Reproduce every entry exactly as shown.

### ENTRIES SHOWN

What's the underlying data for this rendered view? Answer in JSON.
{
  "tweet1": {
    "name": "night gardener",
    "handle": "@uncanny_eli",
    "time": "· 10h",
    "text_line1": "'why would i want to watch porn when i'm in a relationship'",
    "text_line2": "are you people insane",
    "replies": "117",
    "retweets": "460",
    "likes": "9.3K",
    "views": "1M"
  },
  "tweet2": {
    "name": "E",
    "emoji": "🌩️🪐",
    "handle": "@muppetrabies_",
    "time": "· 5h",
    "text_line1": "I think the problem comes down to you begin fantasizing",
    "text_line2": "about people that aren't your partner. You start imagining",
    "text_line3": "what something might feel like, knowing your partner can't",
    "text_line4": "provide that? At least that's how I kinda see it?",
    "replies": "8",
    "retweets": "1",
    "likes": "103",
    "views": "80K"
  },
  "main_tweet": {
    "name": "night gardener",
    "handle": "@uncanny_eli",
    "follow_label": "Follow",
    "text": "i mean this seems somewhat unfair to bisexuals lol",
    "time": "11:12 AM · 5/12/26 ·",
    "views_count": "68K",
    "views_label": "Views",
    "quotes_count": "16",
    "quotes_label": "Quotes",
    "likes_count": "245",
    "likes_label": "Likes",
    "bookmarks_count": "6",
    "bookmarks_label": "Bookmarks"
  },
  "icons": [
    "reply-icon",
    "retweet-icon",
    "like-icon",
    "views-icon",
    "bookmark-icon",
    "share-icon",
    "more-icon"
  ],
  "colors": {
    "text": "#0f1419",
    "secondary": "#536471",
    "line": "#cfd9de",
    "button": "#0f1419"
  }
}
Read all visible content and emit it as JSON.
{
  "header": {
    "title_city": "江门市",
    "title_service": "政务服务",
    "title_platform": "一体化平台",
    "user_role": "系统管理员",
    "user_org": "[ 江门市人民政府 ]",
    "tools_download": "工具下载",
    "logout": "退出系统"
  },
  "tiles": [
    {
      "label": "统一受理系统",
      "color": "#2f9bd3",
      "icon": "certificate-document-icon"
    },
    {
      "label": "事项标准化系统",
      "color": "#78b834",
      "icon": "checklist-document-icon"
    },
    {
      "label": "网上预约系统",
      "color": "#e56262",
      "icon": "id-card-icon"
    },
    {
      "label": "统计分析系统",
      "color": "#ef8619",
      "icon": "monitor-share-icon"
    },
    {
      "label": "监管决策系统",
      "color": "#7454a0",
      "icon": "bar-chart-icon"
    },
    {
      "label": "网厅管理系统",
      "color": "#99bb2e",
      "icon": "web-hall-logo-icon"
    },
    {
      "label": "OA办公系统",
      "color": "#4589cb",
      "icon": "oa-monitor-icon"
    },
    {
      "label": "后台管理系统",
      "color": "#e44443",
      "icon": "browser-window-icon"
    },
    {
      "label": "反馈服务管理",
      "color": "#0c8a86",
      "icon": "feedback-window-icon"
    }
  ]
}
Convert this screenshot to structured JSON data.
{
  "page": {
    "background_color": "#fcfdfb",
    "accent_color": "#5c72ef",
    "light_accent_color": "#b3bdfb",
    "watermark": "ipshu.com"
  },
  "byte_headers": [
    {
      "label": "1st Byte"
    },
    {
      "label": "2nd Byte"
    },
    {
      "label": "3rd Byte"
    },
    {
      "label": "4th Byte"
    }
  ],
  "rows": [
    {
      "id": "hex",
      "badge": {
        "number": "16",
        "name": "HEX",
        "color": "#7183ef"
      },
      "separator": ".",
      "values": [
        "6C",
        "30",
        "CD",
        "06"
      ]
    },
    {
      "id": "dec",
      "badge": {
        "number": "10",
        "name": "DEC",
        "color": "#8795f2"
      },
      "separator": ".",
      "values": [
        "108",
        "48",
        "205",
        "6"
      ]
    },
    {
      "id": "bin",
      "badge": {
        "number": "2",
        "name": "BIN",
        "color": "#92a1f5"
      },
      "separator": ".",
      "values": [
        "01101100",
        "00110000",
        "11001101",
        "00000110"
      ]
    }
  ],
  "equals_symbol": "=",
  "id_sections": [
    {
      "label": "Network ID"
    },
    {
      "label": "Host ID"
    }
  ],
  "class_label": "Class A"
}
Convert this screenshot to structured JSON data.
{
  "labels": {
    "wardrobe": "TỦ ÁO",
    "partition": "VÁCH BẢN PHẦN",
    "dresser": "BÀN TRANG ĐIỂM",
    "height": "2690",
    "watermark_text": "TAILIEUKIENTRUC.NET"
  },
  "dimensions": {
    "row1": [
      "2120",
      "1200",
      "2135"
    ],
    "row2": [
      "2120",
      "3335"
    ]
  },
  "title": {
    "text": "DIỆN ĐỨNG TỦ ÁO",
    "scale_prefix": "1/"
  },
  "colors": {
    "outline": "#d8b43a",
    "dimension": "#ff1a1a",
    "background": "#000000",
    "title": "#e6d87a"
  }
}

######

FINISHED ANSWER -
What's the underlying data for this rendered view? Answer in JSON.
{
  "tweet1": {
    "name": "night gardener",
    "handle": "@uncanny_eli",
    "time": "· 10h",
    "text_line1": "'why would i want to watch porn when i'm in a relationship'",
    "text_line2": "are you people insane",
    "replies": "117",
    "retweets": "460",
    "likes": "9.3K",
    "views": "1M"
  },
  "tweet2": {
    "name": "E",
    "emoji": "🌩️🪐",
    "handle": "@muppetrabies_",
    "time": "· 5h",
    "text_line1": "I think the problem comes down to you begin fantasizing",
    "text_line2": "about people that aren't your partner. You start imagining",
    "text_line3": "what something might feel like, knowing your partner can't",
    "text_line4": "provide that? At least that's how I kinda see it?",
    "replies": "8",
    "retweets": "1",
    "likes": "103",
    "views": "80K"
  },
  "main_tweet": {
    "name": "night gardener",
    "handle": "@uncanny_eli",
    "follow_label": "Follow",
    "text": "i mean this seems somewhat unfair to bisexuals lol",
    "time": "11:12 AM · 5/12/26 ·",
    "views_count": "68K",
    "views_label": "Views",
    "quotes_count": "16",
    "quotes_label": "Quotes",
    "likes_count": "245",
    "likes_label": "Likes",
    "bookmarks_count": "6",
    "bookmarks_label": "Bookmarks"
  },
  "icons": [
    "reply-icon",
    "retweet-icon",
    "like-icon",
    "views-icon",
    "bookmark-icon",
    "share-icon",
    "more-icon"
  ],
  "colors": {
    "text": "#0f1419",
    "secondary": "#536471",
    "line": "#cfd9de",
    "button": "#0f1419"
  }
}
Read all visible content and emit it as JSON.
{
  "header": {
    "title_city": "江门市",
    "title_service": "政务服务",
    "title_platform": "一体化平台",
    "user_role": "系统管理员",
    "user_org": "[ 江门市人民政府 ]",
    "tools_download": "工具下载",
    "logout": "退出系统"
  },
  "tiles": [
    {
      "label": "统一受理系统",
      "color": "#2f9bd3",
      "icon": "certificate-document-icon"
    },
    {
      "label": "事项标准化系统",
      "color": "#78b834",
      "icon": "checklist-document-icon"
    },
    {
      "label": "网上预约系统",
      "color": "#e56262",
      "icon": "id-card-icon"
    },
    {
      "label": "统计分析系统",
      "color": "#ef8619",
      "icon": "monitor-share-icon"
    },
    {
      "label": "监管决策系统",
      "color": "#7454a0",
      "icon": "bar-chart-icon"
    },
    {
      "label": "网厅管理系统",
      "color": "#99bb2e",
      "icon": "web-hall-logo-icon"
    },
    {
      "label": "OA办公系统",
      "color": "#4589cb",
      "icon": "oa-monitor-icon"
    },
    {
      "label": "后台管理系统",
      "color": "#e44443",
      "icon": "browser-window-icon"
    },
    {
      "label": "反馈服务管理",
      "color": "#0c8a86",
      "icon": "feedback-window-icon"
    }
  ]
}
Convert this screenshot to structured JSON data.
{
  "page": {
    "background_color": "#fcfdfb",
    "accent_color": "#5c72ef",
    "light_accent_color": "#b3bdfb",
    "watermark": "ipshu.com"
  },
  "byte_headers": [
    {
      "label": "1st Byte"
    },
    {
      "label": "2nd Byte"
    },
    {
      "label": "3rd Byte"
    },
    {
      "label": "4th Byte"
    }
  ],
  "rows": [
    {
      "id": "hex",
      "badge": {
        "number": "16",
        "name": "HEX",
        "color": "#7183ef"
      },
      "separator": ".",
      "values": [
        "6C",
        "30",
        "CD",
        "06"
      ]
    },
    {
      "id": "dec",
      "badge": {
        "number": "10",
        "name": "DEC",
        "color": "#8795f2"
      },
      "separator": ".",
      "values": [
        "108",
        "48",
        "205",
        "6"
      ]
    },
    {
      "id": "bin",
      "badge": {
        "number": "2",
        "name": "BIN",
        "color": "#92a1f5"
      },
      "separator": ".",
      "values": [
        "01101100",
        "00110000",
        "11001101",
        "00000110"
      ]
    }
  ],
  "equals_symbol": "=",
  "id_sections": [
    {
      "label": "Network ID"
    },
    {
      "label": "Host ID"
    }
  ],
  "class_label": "Class A"
}
Convert this screenshot to structured JSON data.
{
  "labels": {
    "wardrobe": "TỦ ÁO",
    "partition": "VÁCH BẢN PHẦN",
    "dresser": "BÀN TRANG ĐIỂM",
    "height": "2690",
    "watermark_text": "TAILIEUKIENTRUC.NET"
  },
  "dimensions": {
    "row1": [
      "2120",
      "1200",
      "2135"
    ],
    "row2": [
      "2120",
      "3335"
    ]
  },
  "title": {
    "text": "DIỆN ĐỨNG TỦ ÁO",
    "scale_prefix": "1/"
  },
  "colors": {
    "outline": "#d8b43a",
    "dimension": "#ff1a1a",
    "background": "#000000",
    "title": "#e6d87a"
  }
}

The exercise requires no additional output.